TASK PROMPT - Collect all the lines that mention the word "unpaid".

━━━━━ INPUT DATA

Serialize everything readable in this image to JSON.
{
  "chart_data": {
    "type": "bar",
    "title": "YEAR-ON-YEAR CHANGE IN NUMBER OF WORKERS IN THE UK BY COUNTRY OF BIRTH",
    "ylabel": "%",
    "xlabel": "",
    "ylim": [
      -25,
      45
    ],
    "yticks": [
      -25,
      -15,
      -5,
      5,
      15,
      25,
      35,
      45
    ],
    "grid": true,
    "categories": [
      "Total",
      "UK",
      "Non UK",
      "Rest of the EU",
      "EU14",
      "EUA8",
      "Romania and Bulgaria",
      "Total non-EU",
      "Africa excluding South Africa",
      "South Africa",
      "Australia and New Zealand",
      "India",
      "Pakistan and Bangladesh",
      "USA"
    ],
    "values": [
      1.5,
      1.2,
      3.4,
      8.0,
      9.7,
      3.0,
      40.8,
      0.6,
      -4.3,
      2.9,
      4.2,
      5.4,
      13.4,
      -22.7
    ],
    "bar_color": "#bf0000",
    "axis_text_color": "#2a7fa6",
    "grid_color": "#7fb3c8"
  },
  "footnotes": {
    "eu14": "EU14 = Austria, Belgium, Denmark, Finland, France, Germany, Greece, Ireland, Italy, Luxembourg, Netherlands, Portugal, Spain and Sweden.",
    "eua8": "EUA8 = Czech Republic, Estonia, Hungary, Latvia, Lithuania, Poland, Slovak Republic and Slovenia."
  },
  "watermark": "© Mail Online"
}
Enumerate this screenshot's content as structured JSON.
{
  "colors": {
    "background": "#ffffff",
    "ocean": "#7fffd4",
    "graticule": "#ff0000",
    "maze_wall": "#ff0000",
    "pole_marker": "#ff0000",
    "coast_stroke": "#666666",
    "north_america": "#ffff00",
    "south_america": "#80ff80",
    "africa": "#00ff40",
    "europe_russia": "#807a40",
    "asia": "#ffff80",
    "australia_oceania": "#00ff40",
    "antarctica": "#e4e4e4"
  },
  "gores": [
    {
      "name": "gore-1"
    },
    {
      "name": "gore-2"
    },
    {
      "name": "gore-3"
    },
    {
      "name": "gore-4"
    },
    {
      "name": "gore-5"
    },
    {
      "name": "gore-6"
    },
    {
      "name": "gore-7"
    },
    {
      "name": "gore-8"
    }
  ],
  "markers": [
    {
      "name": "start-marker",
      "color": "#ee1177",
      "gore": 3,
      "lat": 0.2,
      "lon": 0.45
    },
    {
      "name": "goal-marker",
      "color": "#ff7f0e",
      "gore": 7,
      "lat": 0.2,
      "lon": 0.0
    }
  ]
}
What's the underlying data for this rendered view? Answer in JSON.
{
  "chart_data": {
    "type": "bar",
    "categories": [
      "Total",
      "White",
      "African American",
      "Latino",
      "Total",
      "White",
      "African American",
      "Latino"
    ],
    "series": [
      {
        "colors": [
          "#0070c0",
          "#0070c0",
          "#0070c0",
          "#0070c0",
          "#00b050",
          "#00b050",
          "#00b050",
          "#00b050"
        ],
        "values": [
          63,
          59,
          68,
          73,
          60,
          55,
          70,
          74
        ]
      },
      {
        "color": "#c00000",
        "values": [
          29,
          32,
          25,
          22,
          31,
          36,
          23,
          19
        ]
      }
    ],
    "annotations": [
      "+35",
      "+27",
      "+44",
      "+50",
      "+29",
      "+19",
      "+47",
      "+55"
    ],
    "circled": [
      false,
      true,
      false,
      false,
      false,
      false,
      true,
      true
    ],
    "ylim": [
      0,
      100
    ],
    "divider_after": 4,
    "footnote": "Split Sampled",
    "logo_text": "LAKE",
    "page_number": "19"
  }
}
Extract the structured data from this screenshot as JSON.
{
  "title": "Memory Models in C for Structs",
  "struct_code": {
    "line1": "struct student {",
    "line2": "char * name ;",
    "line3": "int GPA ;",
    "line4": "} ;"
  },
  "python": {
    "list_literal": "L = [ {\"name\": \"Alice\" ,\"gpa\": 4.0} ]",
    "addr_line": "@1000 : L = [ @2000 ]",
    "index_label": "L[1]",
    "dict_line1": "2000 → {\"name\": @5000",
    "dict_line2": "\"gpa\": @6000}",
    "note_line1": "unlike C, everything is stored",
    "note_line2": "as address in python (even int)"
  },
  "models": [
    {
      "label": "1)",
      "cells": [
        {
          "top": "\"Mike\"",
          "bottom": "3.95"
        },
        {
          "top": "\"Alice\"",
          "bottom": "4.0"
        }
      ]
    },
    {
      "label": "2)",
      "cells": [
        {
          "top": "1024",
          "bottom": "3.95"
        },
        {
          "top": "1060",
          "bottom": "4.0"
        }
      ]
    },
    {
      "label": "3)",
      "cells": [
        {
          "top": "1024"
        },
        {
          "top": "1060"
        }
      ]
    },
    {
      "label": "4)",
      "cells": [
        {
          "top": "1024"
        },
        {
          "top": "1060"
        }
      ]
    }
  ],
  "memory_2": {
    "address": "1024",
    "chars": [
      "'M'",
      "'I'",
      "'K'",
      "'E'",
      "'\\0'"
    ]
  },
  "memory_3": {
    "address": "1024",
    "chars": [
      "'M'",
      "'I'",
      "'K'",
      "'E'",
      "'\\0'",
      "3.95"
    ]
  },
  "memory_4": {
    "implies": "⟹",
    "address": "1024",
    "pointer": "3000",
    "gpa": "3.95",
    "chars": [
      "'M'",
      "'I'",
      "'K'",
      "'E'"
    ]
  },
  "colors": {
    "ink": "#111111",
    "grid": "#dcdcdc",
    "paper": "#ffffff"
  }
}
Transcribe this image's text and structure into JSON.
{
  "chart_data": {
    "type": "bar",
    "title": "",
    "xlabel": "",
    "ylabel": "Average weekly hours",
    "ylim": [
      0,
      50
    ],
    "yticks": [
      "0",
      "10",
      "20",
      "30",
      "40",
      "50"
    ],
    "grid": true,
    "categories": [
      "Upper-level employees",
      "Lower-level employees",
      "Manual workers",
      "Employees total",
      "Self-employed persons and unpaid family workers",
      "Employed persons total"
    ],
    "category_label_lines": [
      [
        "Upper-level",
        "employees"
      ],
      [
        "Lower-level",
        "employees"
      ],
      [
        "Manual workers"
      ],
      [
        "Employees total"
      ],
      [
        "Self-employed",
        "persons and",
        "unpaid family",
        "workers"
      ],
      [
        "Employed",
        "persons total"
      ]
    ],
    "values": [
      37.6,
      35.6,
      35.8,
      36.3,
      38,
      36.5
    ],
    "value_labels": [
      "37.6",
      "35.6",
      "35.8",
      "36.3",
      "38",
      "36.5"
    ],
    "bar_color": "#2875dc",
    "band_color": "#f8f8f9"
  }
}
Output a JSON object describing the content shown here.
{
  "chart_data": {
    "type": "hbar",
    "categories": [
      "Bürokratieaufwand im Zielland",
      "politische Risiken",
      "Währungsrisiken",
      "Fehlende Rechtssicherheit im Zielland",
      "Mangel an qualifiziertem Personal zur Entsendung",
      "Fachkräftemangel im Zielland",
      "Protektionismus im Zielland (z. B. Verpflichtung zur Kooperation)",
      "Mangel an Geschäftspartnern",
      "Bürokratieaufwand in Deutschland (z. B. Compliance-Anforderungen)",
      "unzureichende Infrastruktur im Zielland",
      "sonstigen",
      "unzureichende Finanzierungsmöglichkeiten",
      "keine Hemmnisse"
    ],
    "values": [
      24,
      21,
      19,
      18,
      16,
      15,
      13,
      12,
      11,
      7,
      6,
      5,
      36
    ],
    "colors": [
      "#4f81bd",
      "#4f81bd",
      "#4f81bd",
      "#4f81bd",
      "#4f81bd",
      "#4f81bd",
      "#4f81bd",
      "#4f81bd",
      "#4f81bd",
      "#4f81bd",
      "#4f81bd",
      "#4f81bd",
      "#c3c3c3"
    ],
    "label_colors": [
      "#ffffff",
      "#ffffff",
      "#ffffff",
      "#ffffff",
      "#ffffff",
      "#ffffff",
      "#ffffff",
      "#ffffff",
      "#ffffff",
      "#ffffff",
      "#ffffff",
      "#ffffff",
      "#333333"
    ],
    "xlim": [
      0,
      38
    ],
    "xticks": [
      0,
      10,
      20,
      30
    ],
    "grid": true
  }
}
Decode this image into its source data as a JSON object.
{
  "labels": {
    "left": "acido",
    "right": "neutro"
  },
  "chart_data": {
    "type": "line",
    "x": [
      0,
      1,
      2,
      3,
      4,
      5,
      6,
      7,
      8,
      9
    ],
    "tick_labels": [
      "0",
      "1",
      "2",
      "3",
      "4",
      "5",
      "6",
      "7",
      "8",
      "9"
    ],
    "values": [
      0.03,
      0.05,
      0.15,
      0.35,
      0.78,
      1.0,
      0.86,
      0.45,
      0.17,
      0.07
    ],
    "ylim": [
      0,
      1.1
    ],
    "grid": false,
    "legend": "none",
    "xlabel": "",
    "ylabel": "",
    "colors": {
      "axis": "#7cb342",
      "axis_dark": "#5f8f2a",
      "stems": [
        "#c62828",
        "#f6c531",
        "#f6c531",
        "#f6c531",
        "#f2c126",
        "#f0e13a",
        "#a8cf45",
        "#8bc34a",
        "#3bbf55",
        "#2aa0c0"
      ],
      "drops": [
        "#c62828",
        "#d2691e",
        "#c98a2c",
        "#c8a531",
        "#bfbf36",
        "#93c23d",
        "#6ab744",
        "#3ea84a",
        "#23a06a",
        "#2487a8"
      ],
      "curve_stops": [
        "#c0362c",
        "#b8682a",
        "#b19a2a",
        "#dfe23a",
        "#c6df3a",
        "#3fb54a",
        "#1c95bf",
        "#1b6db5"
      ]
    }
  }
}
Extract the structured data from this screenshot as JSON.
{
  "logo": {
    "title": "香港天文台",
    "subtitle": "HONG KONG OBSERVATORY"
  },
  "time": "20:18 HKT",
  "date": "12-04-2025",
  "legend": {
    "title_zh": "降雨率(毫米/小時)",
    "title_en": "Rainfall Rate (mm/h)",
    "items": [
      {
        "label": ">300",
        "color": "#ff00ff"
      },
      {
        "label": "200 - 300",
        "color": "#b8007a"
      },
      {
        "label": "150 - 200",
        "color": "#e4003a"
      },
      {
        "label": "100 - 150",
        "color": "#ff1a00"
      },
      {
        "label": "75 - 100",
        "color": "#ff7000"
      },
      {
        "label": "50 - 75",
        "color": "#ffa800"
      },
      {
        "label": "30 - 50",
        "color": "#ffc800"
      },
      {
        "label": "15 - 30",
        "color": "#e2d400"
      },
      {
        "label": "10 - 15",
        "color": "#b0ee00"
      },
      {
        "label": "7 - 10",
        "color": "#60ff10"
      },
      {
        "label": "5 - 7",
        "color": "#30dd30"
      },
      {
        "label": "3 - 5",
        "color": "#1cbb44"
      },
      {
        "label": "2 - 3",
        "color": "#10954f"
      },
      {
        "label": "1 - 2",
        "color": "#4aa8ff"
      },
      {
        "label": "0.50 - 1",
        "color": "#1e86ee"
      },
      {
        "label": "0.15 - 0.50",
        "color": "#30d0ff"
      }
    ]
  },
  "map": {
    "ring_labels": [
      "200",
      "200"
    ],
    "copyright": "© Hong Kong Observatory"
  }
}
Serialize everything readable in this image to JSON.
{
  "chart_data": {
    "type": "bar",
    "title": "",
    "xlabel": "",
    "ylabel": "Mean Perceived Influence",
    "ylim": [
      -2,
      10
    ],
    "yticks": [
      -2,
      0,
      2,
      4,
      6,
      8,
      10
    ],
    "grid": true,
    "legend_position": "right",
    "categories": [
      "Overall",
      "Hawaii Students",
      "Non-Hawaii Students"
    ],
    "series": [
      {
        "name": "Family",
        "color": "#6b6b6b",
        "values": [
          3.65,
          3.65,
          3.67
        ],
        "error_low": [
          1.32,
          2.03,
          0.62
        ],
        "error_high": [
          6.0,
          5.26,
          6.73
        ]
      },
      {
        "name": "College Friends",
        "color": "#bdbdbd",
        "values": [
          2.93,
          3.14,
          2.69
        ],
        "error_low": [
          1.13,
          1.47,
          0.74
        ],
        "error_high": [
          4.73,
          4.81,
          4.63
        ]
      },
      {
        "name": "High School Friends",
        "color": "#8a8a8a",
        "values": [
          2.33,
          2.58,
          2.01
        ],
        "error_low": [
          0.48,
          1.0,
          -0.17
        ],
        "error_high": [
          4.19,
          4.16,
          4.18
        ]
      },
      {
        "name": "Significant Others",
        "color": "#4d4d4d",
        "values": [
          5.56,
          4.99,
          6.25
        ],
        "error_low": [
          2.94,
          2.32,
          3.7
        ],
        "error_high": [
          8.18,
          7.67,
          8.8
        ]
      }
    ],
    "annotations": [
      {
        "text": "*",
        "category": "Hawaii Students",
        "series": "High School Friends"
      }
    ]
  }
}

━━━━━━━━━━

TASK RESPONSE -
      "Self-employed persons and unpaid family workers",
        "unpaid family",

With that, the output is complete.